--- Start of Data in this exercise ---
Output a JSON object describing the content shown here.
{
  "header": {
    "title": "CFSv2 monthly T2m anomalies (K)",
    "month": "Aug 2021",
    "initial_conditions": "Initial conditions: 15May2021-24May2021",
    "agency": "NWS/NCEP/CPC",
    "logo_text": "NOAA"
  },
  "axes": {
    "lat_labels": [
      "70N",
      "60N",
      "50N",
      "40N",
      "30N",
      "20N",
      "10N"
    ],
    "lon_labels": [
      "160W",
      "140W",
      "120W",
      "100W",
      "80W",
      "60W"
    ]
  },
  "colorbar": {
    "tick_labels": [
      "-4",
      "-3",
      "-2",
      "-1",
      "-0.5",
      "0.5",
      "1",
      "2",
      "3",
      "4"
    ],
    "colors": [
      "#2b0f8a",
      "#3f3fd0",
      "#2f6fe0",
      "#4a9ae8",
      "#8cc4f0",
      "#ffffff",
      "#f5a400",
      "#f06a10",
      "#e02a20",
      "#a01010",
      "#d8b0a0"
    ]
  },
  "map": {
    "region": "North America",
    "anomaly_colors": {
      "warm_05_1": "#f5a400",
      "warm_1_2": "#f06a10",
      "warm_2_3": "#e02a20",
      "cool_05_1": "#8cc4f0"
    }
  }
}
--- End of Data in this exercise ---
■ Objective
Give the data again, exactly as it stands.

■ Correct output
Output a JSON object describing the content shown here.
{
  "header": {
    "title": "CFSv2 monthly T2m anomalies (K)",
    "month": "Aug 2021",
    "initial_conditions": "Initial conditions: 15May2021-24May2021",
    "agency": "NWS/NCEP/CPC",
    "logo_text": "NOAA"
  },
  "axes": {
    "lat_labels": [
      "70N",
      "60N",
      "50N",
      "40N",
      "30N",
      "20N",
      "10N"
    ],
    "lon_labels": [
      "160W",
      "140W",
      "120W",
      "100W",
      "80W",
      "60W"
    ]
  },
  "colorbar": {
    "tick_labels": [
      "-4",
      "-3",
      "-2",
      "-1",
      "-0.5",
      "0.5",
      "1",
      "2",
      "3",
      "4"
    ],
    "colors": [
      "#2b0f8a",
      "#3f3fd0",
      "#2f6fe0",
      "#4a9ae8",
      "#8cc4f0",
      "#ffffff",
      "#f5a400",
      "#f06a10",
      "#e02a20",
      "#a01010",
      "#d8b0a0"
    ]
  },
  "map": {
    "region": "North America",
    "anomaly_colors": {
      "warm_05_1": "#f5a400",
      "warm_1_2": "#f06a10",
      "warm_2_3": "#e02a20",
      "cool_05_1": "#8cc4f0"
    }
  }
}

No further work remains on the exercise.